Set task: Restate each entry word for word, leaving nothing out.
═══ Records for this exercise
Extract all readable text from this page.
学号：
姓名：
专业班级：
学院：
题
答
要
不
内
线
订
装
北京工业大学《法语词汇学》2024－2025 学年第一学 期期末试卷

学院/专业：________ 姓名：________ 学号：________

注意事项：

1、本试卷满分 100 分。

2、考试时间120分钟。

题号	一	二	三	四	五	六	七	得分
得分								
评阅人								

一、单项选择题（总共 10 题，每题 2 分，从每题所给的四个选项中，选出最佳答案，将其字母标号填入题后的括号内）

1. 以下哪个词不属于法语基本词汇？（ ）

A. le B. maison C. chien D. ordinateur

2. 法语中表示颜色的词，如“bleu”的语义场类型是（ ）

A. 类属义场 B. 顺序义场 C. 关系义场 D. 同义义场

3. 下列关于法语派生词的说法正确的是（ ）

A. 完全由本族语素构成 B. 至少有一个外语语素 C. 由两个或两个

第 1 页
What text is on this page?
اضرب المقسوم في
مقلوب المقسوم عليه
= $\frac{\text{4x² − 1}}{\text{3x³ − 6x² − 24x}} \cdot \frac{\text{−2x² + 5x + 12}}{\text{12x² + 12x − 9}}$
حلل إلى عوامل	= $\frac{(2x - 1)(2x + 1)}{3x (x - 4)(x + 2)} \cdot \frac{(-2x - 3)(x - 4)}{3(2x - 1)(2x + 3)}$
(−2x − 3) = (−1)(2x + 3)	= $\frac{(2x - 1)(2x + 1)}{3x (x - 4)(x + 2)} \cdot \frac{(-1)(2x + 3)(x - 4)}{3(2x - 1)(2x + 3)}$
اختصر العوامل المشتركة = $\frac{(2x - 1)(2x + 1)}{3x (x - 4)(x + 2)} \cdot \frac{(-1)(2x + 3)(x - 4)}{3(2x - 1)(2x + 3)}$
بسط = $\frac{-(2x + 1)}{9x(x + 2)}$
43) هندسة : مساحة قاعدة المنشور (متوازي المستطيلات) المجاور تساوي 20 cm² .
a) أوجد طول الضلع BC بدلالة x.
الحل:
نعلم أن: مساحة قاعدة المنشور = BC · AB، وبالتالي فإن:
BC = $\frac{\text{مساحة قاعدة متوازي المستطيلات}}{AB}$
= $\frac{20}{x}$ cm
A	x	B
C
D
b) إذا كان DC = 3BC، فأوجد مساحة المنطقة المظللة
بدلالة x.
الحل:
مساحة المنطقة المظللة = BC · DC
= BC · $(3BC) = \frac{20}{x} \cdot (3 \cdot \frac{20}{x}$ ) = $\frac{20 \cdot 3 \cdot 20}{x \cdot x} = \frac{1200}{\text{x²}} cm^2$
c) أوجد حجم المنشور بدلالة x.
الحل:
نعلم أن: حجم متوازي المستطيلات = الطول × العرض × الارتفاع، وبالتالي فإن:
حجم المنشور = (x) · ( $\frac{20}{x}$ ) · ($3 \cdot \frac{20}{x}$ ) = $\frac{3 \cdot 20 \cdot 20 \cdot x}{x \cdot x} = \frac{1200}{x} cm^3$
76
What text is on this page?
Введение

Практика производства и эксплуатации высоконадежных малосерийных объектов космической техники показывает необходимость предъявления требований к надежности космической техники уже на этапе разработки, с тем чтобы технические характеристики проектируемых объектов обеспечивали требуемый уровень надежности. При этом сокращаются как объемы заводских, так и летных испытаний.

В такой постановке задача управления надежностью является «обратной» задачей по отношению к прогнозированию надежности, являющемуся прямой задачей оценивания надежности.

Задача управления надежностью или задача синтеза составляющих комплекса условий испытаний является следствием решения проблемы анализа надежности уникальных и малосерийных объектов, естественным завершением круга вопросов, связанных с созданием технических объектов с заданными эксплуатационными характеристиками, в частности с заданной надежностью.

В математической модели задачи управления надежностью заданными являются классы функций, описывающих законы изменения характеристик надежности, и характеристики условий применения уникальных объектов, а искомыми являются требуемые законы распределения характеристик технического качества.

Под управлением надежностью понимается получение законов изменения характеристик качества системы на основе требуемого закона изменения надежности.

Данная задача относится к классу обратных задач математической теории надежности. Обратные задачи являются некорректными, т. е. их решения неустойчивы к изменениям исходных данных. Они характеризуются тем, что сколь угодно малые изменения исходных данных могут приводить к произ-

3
══════
Complete answer:
Extract all readable text from this page.
学号：
姓名：
专业班级：
学院：
题
答
要
不
内
线
订
装
北京工业大学《法语词汇学》2024－2025 学年第一学 期期末试卷

学院/专业：________ 姓名：________ 学号：________

注意事项：

1、本试卷满分 100 分。

2、考试时间120分钟。

题号	一	二	三	四	五	六	七	得分
得分								
评阅人								

一、单项选择题（总共 10 题，每题 2 分，从每题所给的四个选项中，选出最佳答案，将其字母标号填入题后的括号内）

1. 以下哪个词不属于法语基本词汇？（ ）

A. le B. maison C. chien D. ordinateur

2. 法语中表示颜色的词，如“bleu”的语义场类型是（ ）

A. 类属义场 B. 顺序义场 C. 关系义场 D. 同义义场

3. 下列关于法语派生词的说法正确的是（ ）

A. 完全由本族语素构成 B. 至少有一个外语语素 C. 由两个或两个

第 1 页
What text is on this page?
اضرب المقسوم في
مقلوب المقسوم عليه
= $\frac{\text{4x² − 1}}{\text{3x³ − 6x² − 24x}} \cdot \frac{\text{−2x² + 5x + 12}}{\text{12x² + 12x − 9}}$
حلل إلى عوامل	= $\frac{(2x - 1)(2x + 1)}{3x (x - 4)(x + 2)} \cdot \frac{(-2x - 3)(x - 4)}{3(2x - 1)(2x + 3)}$
(−2x − 3) = (−1)(2x + 3)	= $\frac{(2x - 1)(2x + 1)}{3x (x - 4)(x + 2)} \cdot \frac{(-1)(2x + 3)(x - 4)}{3(2x - 1)(2x + 3)}$
اختصر العوامل المشتركة = $\frac{(2x - 1)(2x + 1)}{3x (x - 4)(x + 2)} \cdot \frac{(-1)(2x + 3)(x - 4)}{3(2x - 1)(2x + 3)}$
بسط = $\frac{-(2x + 1)}{9x(x + 2)}$
43) هندسة : مساحة قاعدة المنشور (متوازي المستطيلات) المجاور تساوي 20 cm² .
a) أوجد طول الضلع BC بدلالة x.
الحل:
نعلم أن: مساحة قاعدة المنشور = BC · AB، وبالتالي فإن:
BC = $\frac{\text{مساحة قاعدة متوازي المستطيلات}}{AB}$
= $\frac{20}{x}$ cm
A	x	B
C
D
b) إذا كان DC = 3BC، فأوجد مساحة المنطقة المظللة
بدلالة x.
الحل:
مساحة المنطقة المظللة = BC · DC
= BC · $(3BC) = \frac{20}{x} \cdot (3 \cdot \frac{20}{x}$ ) = $\frac{20 \cdot 3 \cdot 20}{x \cdot x} = \frac{1200}{\text{x²}} cm^2$
c) أوجد حجم المنشور بدلالة x.
الحل:
نعلم أن: حجم متوازي المستطيلات = الطول × العرض × الارتفاع، وبالتالي فإن:
حجم المنشور = (x) · ( $\frac{20}{x}$ ) · ($3 \cdot \frac{20}{x}$ ) = $\frac{3 \cdot 20 \cdot 20 \cdot x}{x \cdot x} = \frac{1200}{x} cm^3$
76
What text is on this page?
Введение

Практика производства и эксплуатации высоконадежных малосерийных объектов космической техники показывает необходимость предъявления требований к надежности космической техники уже на этапе разработки, с тем чтобы технические характеристики проектируемых объектов обеспечивали требуемый уровень надежности. При этом сокращаются как объемы заводских, так и летных испытаний.

В такой постановке задача управления надежностью является «обратной» задачей по отношению к прогнозированию надежности, являющемуся прямой задачей оценивания надежности.

Задача управления надежностью или задача синтеза составляющих комплекса условий испытаний является следствием решения проблемы анализа надежности уникальных и малосерийных объектов, естественным завершением круга вопросов, связанных с созданием технических объектов с заданными эксплуатационными характеристиками, в частности с заданной надежностью.

В математической модели задачи управления надежностью заданными являются классы функций, описывающих законы изменения характеристик надежности, и характеристики условий применения уникальных объектов, а искомыми являются требуемые законы распределения характеристик технического качества.

Под управлением надежностью понимается получение законов изменения характеристик качества системы на основе требуемого закона изменения надежности.

Данная задача относится к классу обратных задач математической теории надежности. Обратные задачи являются некорректными, т. е. их решения неустойчивы к изменениям исходных данных. Они характеризуются тем, что сколь угодно малые изменения исходных данных могут приводить к произ-

3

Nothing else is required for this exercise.